What to work on: Separate out the lines that hold "this".
━━━━━ Stored records ━━━━━
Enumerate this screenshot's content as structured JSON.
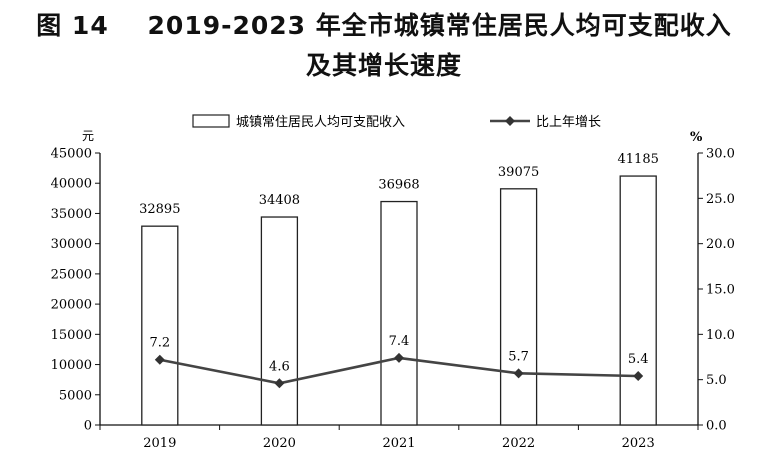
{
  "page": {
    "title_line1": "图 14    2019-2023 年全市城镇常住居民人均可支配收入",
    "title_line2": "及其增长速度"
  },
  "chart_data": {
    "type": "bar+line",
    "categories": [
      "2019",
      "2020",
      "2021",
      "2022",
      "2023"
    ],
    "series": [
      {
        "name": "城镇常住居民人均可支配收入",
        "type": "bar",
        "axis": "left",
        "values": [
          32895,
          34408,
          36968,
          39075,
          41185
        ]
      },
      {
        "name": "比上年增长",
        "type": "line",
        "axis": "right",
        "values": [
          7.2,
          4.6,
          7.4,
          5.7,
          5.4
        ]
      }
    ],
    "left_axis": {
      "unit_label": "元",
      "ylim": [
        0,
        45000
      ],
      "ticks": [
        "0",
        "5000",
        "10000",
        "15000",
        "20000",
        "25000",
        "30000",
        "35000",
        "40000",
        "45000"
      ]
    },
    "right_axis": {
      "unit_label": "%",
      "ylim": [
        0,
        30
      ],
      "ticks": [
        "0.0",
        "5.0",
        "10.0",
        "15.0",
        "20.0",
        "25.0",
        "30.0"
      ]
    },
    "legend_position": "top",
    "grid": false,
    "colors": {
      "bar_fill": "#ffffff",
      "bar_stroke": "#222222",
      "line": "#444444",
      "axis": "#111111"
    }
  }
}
━━━━━
━━━━━ Stored records ━━━━━
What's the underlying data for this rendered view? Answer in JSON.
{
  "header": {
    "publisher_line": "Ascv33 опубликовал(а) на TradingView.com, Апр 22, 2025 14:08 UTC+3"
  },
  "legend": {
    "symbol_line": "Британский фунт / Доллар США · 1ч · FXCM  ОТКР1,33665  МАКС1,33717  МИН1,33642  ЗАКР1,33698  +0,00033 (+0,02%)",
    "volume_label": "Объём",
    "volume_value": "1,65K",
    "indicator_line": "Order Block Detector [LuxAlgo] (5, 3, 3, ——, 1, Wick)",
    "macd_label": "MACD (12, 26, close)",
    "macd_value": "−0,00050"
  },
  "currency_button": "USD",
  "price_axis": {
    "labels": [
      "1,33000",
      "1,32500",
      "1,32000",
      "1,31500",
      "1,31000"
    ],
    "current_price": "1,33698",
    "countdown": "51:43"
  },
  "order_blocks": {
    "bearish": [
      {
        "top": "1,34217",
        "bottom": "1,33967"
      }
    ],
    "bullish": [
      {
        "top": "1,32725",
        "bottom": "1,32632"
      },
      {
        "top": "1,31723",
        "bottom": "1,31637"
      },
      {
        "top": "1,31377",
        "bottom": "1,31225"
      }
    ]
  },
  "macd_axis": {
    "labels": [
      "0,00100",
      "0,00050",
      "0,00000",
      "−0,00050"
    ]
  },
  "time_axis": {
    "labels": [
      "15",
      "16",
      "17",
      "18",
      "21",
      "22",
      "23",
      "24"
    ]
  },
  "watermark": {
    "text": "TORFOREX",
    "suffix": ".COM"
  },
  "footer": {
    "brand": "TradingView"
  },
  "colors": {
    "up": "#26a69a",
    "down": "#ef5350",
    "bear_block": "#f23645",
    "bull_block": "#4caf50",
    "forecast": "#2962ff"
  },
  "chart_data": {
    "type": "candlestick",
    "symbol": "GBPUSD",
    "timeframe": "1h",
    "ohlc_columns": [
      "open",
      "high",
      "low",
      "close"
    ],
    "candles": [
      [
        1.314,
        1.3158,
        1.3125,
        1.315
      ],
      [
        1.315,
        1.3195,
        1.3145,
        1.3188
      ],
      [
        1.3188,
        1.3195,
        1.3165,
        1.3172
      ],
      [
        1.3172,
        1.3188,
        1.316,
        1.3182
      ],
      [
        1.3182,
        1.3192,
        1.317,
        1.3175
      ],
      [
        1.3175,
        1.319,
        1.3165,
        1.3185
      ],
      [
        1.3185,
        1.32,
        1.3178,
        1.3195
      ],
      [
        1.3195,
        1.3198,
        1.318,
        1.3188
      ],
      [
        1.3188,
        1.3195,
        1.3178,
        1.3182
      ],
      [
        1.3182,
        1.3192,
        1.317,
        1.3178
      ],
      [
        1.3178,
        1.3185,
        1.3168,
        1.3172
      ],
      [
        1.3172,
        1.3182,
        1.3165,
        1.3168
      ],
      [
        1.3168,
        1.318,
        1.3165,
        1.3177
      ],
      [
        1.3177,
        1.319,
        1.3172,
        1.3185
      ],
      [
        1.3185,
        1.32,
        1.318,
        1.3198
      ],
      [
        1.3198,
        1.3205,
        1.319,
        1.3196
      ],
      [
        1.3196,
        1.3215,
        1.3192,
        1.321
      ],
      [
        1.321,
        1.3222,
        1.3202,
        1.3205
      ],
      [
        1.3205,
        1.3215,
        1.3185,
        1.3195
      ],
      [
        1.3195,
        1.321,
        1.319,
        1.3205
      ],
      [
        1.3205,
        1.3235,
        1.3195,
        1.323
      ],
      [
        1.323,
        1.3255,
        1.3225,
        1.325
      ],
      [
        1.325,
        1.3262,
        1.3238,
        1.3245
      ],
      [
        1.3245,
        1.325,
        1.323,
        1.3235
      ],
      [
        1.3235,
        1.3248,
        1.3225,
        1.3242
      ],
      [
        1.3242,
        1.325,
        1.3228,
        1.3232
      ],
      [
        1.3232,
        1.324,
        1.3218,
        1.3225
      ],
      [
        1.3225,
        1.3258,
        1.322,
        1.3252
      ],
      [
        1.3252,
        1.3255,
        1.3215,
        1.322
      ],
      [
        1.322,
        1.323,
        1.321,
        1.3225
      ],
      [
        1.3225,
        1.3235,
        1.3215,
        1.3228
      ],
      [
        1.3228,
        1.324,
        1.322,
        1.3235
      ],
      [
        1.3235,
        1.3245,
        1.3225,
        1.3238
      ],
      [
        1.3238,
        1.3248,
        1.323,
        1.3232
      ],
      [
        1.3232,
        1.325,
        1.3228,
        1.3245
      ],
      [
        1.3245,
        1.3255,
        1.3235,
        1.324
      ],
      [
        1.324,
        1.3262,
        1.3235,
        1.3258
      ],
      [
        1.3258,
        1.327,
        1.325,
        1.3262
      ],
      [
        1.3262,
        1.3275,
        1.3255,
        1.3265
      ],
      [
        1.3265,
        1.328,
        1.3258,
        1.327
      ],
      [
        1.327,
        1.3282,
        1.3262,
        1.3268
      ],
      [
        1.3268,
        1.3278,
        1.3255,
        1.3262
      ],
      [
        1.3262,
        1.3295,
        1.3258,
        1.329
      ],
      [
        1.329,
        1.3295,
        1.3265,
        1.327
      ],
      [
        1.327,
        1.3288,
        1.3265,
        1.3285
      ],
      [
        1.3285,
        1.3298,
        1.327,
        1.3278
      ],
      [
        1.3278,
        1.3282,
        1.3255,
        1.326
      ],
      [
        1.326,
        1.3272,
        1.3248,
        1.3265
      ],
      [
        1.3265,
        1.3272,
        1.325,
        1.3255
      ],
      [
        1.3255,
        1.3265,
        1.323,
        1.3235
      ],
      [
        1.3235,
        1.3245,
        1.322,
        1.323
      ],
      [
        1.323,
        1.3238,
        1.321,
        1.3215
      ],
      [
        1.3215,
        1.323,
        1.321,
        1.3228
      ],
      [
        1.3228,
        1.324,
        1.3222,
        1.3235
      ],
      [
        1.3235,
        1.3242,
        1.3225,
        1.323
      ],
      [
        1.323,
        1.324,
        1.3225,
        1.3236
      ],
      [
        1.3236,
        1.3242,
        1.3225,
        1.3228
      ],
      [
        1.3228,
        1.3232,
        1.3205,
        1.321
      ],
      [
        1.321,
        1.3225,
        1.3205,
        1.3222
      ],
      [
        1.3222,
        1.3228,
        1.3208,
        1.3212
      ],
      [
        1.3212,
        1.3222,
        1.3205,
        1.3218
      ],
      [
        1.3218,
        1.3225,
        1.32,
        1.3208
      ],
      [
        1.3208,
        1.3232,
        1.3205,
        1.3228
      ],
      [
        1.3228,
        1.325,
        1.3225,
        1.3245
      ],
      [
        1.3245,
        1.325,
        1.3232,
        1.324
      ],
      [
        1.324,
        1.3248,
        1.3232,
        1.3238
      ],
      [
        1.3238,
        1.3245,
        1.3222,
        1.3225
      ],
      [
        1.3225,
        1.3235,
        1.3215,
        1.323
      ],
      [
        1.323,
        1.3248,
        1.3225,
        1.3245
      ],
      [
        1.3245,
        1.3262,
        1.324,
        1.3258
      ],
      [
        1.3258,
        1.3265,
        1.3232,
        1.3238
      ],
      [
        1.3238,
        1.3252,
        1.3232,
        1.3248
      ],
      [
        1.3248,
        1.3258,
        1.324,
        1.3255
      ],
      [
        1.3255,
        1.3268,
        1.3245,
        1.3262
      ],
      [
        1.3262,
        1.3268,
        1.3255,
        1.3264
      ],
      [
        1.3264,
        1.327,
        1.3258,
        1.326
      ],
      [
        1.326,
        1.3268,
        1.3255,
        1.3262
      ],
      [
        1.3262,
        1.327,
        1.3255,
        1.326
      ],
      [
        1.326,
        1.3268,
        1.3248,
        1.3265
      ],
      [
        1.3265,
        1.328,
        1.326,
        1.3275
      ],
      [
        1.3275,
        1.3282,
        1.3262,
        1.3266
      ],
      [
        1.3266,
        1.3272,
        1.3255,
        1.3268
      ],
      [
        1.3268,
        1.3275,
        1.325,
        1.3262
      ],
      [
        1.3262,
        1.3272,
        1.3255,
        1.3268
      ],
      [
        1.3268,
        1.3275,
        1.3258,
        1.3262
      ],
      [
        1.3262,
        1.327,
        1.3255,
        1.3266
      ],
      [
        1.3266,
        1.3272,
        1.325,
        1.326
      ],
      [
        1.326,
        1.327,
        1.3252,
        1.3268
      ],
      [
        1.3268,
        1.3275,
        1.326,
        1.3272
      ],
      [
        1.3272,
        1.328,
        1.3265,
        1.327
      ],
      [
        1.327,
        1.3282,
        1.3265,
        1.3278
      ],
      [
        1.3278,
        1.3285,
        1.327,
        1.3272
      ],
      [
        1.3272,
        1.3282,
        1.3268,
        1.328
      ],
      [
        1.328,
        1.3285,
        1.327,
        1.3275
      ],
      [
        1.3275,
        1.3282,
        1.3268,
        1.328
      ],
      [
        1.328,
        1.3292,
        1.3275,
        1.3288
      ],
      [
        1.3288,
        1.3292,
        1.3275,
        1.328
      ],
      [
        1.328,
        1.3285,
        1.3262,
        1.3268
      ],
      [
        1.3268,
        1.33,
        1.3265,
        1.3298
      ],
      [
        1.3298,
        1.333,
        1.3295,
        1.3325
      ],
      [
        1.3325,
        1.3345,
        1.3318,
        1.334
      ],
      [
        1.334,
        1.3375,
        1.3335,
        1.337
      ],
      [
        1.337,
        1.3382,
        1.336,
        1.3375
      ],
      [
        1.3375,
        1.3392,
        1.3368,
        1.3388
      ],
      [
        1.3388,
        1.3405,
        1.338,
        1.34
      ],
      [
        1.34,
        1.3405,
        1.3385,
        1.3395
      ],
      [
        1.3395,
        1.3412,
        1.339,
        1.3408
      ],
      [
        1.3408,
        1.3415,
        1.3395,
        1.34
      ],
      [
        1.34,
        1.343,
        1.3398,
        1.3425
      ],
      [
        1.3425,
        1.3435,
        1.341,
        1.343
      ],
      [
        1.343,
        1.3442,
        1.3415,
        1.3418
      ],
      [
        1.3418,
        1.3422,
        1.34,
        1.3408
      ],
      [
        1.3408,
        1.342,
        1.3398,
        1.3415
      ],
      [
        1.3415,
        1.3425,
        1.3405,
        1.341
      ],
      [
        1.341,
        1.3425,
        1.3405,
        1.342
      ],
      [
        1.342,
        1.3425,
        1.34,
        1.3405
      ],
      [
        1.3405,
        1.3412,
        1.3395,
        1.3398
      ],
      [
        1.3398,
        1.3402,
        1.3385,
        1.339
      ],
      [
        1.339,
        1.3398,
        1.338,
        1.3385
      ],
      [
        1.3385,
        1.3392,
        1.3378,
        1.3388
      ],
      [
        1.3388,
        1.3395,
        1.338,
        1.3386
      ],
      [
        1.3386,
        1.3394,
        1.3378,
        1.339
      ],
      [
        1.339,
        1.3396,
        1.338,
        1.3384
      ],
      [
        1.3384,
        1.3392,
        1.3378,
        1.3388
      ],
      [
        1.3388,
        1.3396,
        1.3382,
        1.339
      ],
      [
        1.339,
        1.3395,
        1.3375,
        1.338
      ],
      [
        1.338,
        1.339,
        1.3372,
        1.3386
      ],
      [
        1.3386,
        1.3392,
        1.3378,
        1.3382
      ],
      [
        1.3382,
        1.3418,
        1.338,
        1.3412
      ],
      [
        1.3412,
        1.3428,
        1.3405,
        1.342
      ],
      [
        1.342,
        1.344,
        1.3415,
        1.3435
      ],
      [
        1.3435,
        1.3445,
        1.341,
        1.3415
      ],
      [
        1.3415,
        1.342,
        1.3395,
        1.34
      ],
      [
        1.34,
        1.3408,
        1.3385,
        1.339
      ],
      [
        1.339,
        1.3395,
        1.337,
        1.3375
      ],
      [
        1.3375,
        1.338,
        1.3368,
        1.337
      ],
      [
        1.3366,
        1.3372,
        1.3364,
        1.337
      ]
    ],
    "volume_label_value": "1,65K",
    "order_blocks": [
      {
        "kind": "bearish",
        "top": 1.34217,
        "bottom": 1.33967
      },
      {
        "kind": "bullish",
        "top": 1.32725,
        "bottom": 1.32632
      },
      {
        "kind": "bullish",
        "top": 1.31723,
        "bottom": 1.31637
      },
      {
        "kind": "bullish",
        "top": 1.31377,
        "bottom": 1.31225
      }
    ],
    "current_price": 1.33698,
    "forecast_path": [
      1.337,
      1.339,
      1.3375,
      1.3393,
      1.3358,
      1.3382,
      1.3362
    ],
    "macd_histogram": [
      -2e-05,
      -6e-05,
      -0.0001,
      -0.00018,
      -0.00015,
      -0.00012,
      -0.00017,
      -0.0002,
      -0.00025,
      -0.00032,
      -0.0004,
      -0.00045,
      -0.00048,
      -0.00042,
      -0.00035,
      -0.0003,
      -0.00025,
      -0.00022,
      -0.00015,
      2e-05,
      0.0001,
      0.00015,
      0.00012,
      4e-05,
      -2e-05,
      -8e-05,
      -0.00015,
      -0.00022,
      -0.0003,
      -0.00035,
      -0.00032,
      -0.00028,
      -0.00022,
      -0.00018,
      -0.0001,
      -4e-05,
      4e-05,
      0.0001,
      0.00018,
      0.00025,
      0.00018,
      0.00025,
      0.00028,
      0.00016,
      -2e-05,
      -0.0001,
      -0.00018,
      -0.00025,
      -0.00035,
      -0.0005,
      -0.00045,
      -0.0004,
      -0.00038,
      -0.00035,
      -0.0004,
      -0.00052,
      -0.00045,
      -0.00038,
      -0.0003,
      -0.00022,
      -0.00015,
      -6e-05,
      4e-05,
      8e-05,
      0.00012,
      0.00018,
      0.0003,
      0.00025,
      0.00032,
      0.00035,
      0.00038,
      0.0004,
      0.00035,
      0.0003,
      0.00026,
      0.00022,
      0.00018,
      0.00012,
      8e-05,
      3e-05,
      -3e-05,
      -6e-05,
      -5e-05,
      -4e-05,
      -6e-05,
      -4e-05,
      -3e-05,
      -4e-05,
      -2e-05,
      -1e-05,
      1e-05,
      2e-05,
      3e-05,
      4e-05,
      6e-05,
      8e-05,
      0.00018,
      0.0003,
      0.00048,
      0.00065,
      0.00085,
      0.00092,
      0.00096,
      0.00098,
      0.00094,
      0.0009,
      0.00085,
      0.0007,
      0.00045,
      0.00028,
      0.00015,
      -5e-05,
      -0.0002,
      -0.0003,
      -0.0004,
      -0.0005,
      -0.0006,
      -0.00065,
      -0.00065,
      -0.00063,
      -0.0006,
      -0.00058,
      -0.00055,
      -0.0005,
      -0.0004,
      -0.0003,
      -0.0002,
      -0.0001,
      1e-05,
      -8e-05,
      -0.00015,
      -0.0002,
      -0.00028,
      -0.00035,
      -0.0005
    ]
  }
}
━━━━━
Right answer:
Enumerate this screenshot's content as structured JSON.
What's the underlying data for this rendered view? Answer in JSON.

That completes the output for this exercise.